What is needed
Each line of the material must be repeated precisely, with the pictures left out.

Extracted records
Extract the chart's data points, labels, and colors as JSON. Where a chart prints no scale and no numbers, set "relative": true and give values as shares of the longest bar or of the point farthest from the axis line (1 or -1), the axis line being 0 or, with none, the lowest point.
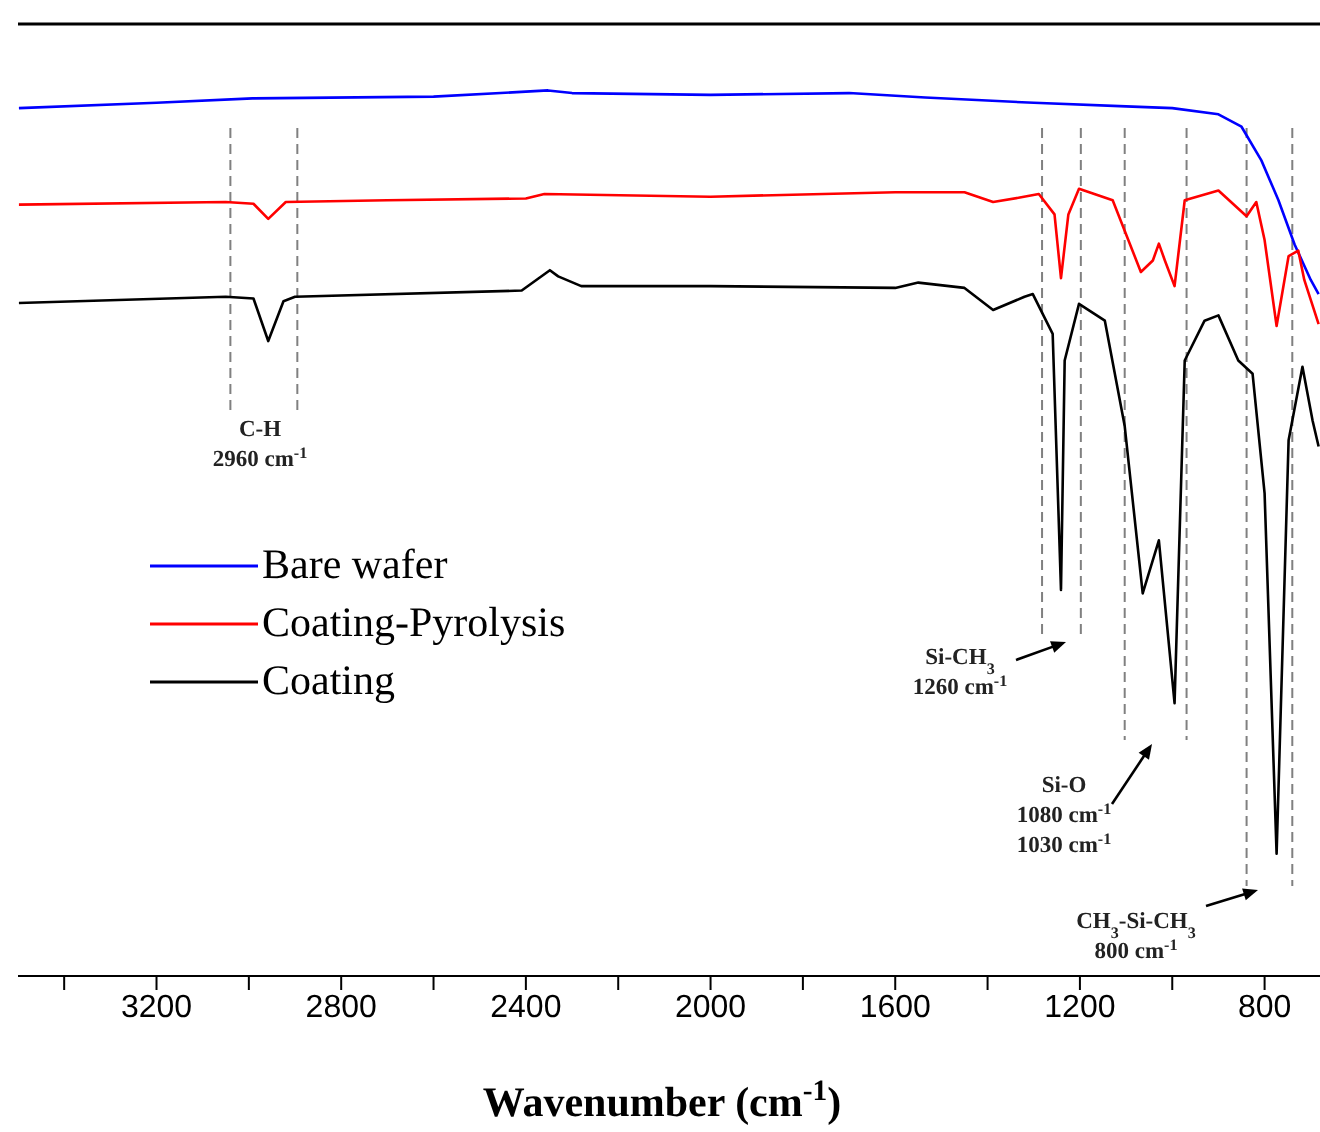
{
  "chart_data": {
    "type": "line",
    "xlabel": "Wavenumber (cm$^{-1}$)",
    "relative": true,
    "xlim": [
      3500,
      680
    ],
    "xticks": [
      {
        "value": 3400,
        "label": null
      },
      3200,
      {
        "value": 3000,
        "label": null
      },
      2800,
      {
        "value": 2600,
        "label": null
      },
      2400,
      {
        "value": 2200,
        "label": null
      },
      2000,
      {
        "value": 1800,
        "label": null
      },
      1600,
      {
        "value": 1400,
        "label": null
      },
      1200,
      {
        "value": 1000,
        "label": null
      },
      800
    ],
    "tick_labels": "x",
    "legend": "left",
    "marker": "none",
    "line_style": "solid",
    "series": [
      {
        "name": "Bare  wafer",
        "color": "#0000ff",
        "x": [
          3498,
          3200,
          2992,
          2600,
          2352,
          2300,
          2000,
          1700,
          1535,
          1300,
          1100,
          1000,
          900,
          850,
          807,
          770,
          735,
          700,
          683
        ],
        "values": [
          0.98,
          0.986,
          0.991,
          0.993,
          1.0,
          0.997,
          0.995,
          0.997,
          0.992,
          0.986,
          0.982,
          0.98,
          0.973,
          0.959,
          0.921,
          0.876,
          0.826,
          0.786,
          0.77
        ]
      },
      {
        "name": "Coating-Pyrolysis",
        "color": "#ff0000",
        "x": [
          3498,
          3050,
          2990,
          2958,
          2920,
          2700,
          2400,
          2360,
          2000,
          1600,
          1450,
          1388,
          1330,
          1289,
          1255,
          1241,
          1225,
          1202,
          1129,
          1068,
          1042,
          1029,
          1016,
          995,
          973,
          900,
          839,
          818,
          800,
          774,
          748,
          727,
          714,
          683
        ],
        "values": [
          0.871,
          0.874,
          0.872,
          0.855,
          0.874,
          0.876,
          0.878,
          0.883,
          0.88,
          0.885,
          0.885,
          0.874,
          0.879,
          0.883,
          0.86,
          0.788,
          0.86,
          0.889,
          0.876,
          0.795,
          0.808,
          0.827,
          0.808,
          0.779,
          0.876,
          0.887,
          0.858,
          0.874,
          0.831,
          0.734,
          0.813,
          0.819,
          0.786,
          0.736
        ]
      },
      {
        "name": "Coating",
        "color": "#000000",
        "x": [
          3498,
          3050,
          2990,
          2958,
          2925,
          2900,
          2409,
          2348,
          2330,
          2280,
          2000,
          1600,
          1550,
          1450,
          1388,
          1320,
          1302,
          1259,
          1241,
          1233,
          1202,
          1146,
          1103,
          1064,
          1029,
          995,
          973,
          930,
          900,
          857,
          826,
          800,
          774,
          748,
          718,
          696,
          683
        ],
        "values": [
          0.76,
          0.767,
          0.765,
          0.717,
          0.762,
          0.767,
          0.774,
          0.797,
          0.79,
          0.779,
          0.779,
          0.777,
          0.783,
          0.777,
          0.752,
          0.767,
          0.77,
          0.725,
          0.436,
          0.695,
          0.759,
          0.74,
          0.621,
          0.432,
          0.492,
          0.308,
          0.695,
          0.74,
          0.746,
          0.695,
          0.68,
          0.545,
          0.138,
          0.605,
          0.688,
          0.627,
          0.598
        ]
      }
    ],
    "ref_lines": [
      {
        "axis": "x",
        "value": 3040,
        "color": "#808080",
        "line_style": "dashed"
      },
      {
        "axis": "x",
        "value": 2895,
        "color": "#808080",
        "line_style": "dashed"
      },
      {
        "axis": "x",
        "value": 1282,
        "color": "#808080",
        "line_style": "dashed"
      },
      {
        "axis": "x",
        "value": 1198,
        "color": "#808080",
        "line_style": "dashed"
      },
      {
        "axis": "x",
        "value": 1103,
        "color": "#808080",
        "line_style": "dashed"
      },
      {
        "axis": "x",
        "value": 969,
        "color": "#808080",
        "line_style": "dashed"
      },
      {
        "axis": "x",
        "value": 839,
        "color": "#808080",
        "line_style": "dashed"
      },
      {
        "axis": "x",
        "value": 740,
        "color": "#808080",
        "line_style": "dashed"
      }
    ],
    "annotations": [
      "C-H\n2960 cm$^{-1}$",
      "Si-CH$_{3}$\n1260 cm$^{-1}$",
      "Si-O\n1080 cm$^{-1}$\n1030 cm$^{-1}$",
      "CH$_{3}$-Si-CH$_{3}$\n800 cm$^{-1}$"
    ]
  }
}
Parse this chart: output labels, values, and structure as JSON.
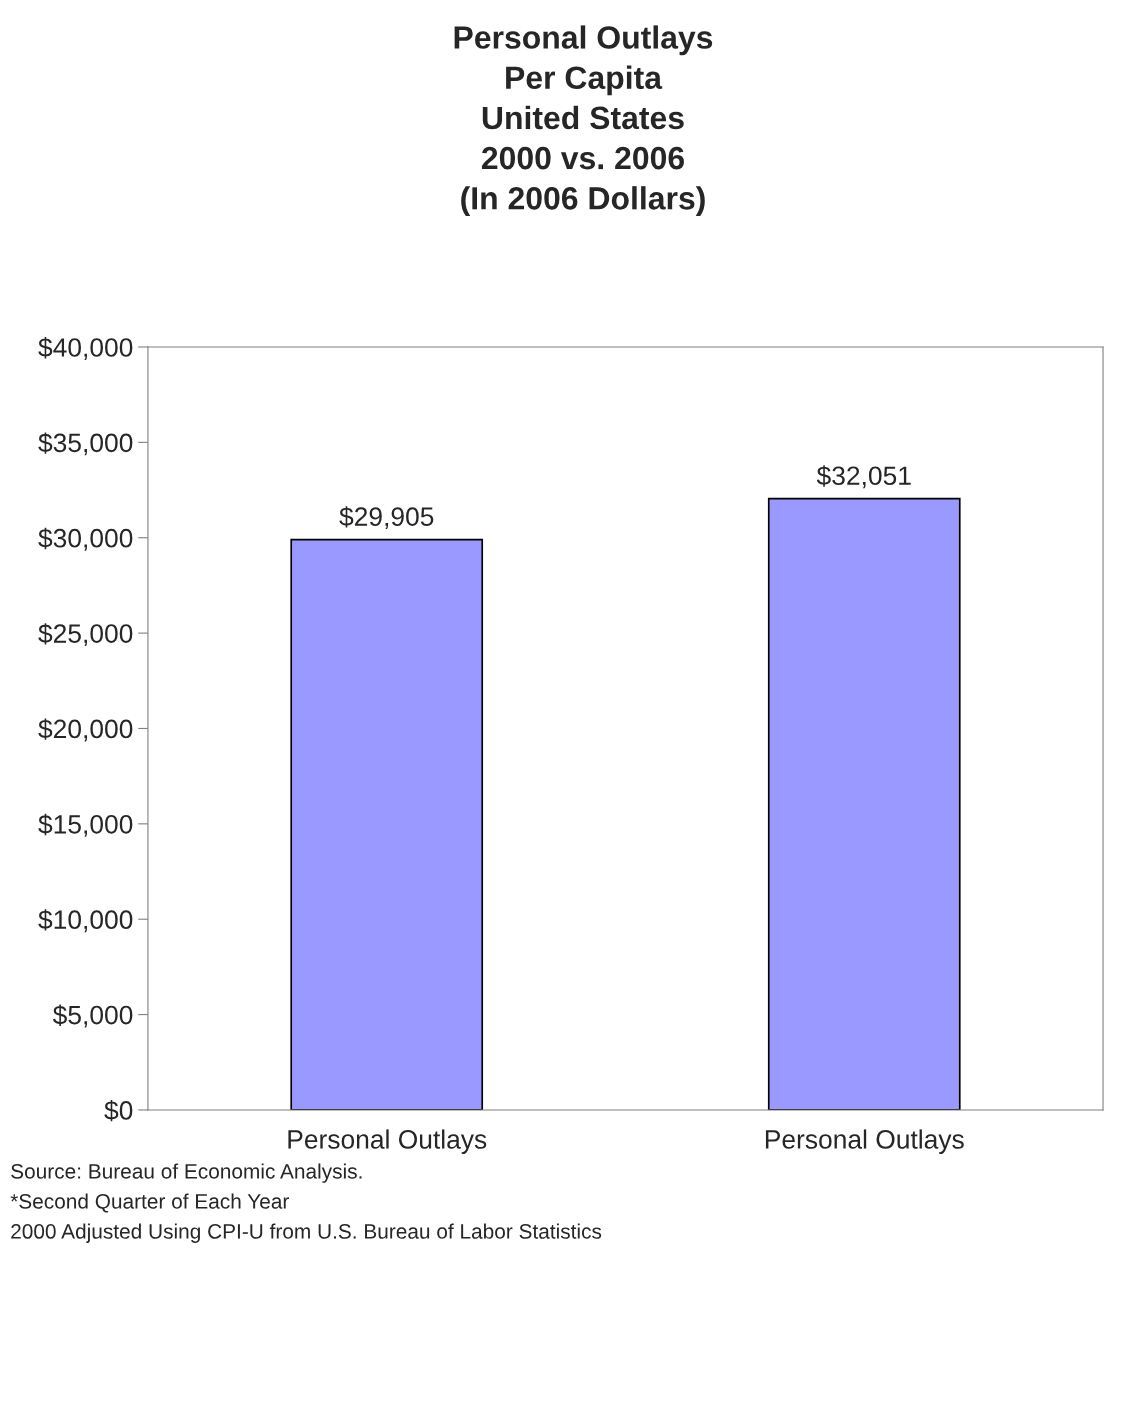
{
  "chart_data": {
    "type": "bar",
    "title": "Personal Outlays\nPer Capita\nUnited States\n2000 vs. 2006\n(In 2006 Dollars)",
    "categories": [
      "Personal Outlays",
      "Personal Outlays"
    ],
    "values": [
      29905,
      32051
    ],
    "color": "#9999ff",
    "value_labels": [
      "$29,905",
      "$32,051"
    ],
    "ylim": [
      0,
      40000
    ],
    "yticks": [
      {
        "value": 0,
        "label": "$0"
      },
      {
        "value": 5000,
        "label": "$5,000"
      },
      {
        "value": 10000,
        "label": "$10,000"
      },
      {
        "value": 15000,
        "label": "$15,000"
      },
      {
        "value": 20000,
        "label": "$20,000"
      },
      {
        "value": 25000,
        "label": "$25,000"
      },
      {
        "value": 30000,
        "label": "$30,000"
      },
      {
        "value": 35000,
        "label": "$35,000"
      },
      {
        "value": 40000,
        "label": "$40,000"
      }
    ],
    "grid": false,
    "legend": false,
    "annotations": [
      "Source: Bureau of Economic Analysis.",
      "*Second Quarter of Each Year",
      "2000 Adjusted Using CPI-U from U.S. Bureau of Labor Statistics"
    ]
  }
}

Expected answer
Extract the chart's data points, labels, and colors as JSON. Where a chart prints no scale and no numbers, set "relative": true and give values as shares of the longest bar or of the point farthest from the axis line (1 or -1), the axis line being 0 or, with none, the lowest point.
{
  "chart_data": {
    "type": "line",
    "xlabel": "Wavenumber (cm$^{-1}$)",
    "relative": true,
    "xlim": [
      3500,
      680
    ],
    "xticks": [
      {
        "value": 3400,
        "label": null
      },
      3200,
      {
        "value": 3000,
        "label": null
      },
      2800,
      {
        "value": 2600,
        "label": null
      },
      2400,
      {
        "value": 2200,
        "label": null
      },
      2000,
      {
        "value": 1800,
        "label": null
      },
      1600,
      {
        "value": 1400,
        "label": null
      },
      1200,
      {
        "value": 1000,
        "label": null
      },
      800
    ],
    "tick_labels": "x",
    "legend": "left",
    "marker": "none",
    "line_style": "solid",
    "series": [
      {
        "name": "Bare  wafer",
        "color": "#0000ff",
        "x": [
          3498,
          3200,
          2992,
          2600,
          2352,
          2300,
          2000,
          1700,
          1535,
          1300,
          1100,
          1000,
          900,
          850,
          807,
          770,
          735,
          700,
          683
        ],
        "values": [
          0.98,
          0.986,
          0.991,
          0.993,
          1.0,
          0.997,
          0.995,
          0.997,
          0.992,
          0.986,
          0.982,
          0.98,
          0.973,
          0.959,
          0.921,
          0.876,
          0.826,
          0.786,
          0.77
        ]
      },
      {
        "name": "Coating-Pyrolysis",
        "color": "#ff0000",
        "x": [
          3498,
          3050,
          2990,
          2958,
          2920,
          2700,
          2400,
          2360,
          2000,
          1600,
          1450,
          1388,
          1330,
          1289,
          1255,
          1241,
          1225,
          1202,
          1129,
          1068,
          1042,
          1029,
          1016,
          995,
          973,
          900,
          839,
          818,
          800,
          774,
          748,
          727,
          714,
          683
        ],
        "values": [
          0.871,
          0.874,
          0.872,
          0.855,
          0.874,
          0.876,
          0.878,
          0.883,
          0.88,
          0.885,
          0.885,
          0.874,
          0.879,
          0.883,
          0.86,
          0.788,
          0.86,
          0.889,
          0.876,
          0.795,
          0.808,
          0.827,
          0.808,
          0.779,
          0.876,
          0.887,
          0.858,
          0.874,
          0.831,
          0.734,
          0.813,
          0.819,
          0.786,
          0.736
        ]
      },
      {
        "name": "Coating",
        "color": "#000000",
        "x": [
          3498,
          3050,
          2990,
          2958,
          2925,
          2900,
          2409,
          2348,
          2330,
          2280,
          2000,
          1600,
          1550,
          1450,
          1388,
          1320,
          1302,
          1259,
          1241,
          1233,
          1202,
          1146,
          1103,
          1064,
          1029,
          995,
          973,
          930,
          900,
          857,
          826,
          800,
          774,
          748,
          718,
          696,
          683
        ],
        "values": [
          0.76,
          0.767,
          0.765,
          0.717,
          0.762,
          0.767,
          0.774,
          0.797,
          0.79,
          0.779,
          0.779,
          0.777,
          0.783,
          0.777,
          0.752,
          0.767,
          0.77,
          0.725,
          0.436,
          0.695,
          0.759,
          0.74,
          0.621,
          0.432,
          0.492,
          0.308,
          0.695,
          0.74,
          0.746,
          0.695,
          0.68,
          0.545,
          0.138,
          0.605,
          0.688,
          0.627,
          0.598
        ]
      }
    ],
    "ref_lines": [
      {
        "axis": "x",
        "value": 3040,
        "color": "#808080",
        "line_style": "dashed"
      },
      {
        "axis": "x",
        "value": 2895,
        "color": "#808080",
        "line_style": "dashed"
      },
      {
        "axis": "x",
        "value": 1282,
        "color": "#808080",
        "line_style": "dashed"
      },
      {
        "axis": "x",
        "value": 1198,
        "color": "#808080",
        "line_style": "dashed"
      },
      {
        "axis": "x",
        "value": 1103,
        "color": "#808080",
        "line_style": "dashed"
      },
      {
        "axis": "x",
        "value": 969,
        "color": "#808080",
        "line_style": "dashed"
      },
      {
        "axis": "x",
        "value": 839,
        "color": "#808080",
        "line_style": "dashed"
      },
      {
        "axis": "x",
        "value": 740,
        "color": "#808080",
        "line_style": "dashed"
      }
    ],
    "annotations": [
      "C-H\n2960 cm$^{-1}$",
      "Si-CH$_{3}$\n1260 cm$^{-1}$",
      "Si-O\n1080 cm$^{-1}$\n1030 cm$^{-1}$",
      "CH$_{3}$-Si-CH$_{3}$\n800 cm$^{-1}$"
    ]
  }
}
Parse this chart: output labels, values, and structure as JSON.
{
  "chart_data": {
    "type": "bar",
    "title": "Personal Outlays\nPer Capita\nUnited States\n2000 vs. 2006\n(In 2006 Dollars)",
    "categories": [
      "Personal Outlays",
      "Personal Outlays"
    ],
    "values": [
      29905,
      32051
    ],
    "color": "#9999ff",
    "value_labels": [
      "$29,905",
      "$32,051"
    ],
    "ylim": [
      0,
      40000
    ],
    "yticks": [
      {
        "value": 0,
        "label": "$0"
      },
      {
        "value": 5000,
        "label": "$5,000"
      },
      {
        "value": 10000,
        "label": "$10,000"
      },
      {
        "value": 15000,
        "label": "$15,000"
      },
      {
        "value": 20000,
        "label": "$20,000"
      },
      {
        "value": 25000,
        "label": "$25,000"
      },
      {
        "value": 30000,
        "label": "$30,000"
      },
      {
        "value": 35000,
        "label": "$35,000"
      },
      {
        "value": 40000,
        "label": "$40,000"
      }
    ],
    "grid": false,
    "legend": false,
    "annotations": [
      "Source: Bureau of Economic Analysis.",
      "*Second Quarter of Each Year",
      "2000 Adjusted Using CPI-U from U.S. Bureau of Labor Statistics"
    ]
  }
}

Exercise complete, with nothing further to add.